**Work required**: Report how many lines below contain the word "Havrenne". Give only the number.

»»

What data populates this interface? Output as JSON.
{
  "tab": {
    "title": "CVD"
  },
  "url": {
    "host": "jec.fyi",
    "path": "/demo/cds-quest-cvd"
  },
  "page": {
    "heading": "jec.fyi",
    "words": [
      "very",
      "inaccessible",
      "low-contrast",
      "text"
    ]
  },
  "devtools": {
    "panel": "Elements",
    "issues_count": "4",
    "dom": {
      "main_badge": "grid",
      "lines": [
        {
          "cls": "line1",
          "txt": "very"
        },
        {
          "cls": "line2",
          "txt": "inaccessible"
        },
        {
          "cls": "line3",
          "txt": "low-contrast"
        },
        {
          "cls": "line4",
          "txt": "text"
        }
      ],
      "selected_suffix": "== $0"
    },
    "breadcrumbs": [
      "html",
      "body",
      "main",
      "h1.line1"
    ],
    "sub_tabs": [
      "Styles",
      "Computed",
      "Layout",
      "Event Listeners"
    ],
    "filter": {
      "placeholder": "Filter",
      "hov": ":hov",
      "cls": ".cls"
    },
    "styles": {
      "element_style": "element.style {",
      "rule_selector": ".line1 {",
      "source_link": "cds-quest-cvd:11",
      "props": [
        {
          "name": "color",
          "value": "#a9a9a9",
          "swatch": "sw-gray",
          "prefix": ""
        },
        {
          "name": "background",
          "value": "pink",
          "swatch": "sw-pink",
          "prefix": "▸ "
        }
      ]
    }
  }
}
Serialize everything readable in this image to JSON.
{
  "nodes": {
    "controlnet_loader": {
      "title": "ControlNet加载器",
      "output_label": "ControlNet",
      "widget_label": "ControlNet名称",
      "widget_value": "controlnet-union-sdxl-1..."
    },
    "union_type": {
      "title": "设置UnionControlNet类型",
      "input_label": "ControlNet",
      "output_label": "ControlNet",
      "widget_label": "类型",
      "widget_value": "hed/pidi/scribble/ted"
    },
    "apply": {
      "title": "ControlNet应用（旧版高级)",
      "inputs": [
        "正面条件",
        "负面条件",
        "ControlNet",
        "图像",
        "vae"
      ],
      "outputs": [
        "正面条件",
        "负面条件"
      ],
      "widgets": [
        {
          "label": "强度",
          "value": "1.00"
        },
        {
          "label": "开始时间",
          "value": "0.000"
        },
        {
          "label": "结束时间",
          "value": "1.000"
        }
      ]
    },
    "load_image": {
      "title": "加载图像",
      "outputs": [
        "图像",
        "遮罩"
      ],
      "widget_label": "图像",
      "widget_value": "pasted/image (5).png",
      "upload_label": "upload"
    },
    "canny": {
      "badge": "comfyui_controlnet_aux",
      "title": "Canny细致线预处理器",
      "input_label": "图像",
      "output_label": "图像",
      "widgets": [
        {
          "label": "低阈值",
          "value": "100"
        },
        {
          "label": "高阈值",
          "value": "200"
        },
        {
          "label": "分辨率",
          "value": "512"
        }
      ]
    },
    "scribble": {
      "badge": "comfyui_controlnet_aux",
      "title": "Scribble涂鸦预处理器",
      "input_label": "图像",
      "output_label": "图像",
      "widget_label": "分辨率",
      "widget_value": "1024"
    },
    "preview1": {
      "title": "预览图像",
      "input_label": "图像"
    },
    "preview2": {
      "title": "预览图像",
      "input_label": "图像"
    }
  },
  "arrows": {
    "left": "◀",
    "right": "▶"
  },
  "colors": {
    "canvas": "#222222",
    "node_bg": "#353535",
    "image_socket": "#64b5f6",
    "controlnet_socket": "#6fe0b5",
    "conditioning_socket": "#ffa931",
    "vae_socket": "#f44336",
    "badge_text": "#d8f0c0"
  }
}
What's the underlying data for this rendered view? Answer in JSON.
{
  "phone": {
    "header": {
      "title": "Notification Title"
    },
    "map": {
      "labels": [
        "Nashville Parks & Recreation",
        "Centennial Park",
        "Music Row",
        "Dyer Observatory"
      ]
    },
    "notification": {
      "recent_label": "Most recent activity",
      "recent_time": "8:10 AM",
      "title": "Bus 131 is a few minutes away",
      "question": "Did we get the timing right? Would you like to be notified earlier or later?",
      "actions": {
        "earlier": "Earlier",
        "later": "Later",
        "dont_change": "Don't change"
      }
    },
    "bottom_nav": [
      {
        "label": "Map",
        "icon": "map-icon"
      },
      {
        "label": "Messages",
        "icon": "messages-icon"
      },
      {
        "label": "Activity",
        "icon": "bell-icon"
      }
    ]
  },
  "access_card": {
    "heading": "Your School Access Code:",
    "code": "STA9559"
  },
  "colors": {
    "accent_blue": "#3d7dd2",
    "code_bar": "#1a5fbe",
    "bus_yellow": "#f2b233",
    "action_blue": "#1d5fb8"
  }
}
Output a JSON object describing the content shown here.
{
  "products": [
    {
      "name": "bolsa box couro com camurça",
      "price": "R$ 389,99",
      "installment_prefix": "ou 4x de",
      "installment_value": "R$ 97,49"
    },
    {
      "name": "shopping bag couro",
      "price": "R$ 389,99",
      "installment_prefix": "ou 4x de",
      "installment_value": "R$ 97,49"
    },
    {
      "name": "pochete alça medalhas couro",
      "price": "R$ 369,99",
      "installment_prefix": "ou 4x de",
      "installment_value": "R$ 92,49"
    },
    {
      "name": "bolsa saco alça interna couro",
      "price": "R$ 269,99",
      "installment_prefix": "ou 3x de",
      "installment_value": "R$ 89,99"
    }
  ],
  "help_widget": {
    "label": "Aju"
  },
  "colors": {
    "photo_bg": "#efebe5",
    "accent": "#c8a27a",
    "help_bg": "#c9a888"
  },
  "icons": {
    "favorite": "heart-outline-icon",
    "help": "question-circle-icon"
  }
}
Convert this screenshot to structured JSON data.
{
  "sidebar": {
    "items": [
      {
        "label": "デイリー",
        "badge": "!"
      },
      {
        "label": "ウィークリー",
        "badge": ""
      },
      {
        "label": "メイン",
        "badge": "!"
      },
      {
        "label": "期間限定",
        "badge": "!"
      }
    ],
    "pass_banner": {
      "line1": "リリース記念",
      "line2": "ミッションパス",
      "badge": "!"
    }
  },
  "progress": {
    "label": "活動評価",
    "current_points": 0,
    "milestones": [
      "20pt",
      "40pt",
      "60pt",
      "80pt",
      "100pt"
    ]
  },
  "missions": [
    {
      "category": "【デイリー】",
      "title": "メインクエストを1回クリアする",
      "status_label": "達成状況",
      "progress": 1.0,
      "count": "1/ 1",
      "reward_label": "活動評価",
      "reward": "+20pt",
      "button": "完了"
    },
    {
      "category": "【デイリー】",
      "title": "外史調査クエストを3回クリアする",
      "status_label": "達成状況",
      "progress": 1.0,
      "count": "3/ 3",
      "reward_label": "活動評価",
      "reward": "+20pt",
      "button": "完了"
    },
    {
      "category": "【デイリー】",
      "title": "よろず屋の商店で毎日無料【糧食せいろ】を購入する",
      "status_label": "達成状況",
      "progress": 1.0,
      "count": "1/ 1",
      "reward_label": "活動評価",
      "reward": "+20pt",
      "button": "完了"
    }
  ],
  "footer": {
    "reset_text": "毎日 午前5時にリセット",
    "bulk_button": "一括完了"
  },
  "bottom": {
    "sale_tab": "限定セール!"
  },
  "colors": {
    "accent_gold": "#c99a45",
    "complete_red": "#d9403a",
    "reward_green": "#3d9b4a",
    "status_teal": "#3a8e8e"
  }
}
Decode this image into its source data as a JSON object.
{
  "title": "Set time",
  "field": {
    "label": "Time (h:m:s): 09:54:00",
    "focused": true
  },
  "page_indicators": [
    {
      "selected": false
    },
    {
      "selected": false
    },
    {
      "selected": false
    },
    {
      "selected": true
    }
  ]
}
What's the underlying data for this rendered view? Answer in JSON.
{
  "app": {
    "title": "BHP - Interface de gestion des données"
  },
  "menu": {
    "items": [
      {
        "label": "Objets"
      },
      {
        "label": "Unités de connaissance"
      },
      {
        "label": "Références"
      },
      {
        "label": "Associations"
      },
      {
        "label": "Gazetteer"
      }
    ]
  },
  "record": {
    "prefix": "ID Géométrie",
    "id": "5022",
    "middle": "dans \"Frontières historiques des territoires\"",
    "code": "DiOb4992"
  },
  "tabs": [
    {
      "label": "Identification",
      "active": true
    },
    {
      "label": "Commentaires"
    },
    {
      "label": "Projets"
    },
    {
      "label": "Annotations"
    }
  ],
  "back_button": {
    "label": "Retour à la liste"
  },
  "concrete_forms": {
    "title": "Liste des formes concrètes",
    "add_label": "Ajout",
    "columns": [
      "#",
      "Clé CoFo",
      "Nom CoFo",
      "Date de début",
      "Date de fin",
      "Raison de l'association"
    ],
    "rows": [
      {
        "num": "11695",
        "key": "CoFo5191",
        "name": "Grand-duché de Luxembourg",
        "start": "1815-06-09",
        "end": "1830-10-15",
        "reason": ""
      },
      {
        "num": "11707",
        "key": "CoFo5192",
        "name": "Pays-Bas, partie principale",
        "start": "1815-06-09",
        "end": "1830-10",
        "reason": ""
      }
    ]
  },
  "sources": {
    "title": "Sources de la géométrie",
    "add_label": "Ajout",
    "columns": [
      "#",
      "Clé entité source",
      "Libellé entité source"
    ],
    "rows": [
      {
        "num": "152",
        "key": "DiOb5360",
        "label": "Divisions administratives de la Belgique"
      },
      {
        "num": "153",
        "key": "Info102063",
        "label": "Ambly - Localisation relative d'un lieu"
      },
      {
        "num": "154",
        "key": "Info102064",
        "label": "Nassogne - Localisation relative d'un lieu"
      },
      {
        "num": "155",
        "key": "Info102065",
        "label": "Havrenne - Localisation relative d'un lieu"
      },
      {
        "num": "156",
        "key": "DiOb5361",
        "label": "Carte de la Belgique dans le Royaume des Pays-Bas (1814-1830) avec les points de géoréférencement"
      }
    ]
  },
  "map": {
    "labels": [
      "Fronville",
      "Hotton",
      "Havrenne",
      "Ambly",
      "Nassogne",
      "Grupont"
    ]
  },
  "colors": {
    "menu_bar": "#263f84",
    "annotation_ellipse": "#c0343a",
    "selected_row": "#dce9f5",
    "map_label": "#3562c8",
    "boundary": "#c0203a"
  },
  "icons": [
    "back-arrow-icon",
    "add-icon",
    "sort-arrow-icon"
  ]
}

««

**Solution to this task**: 2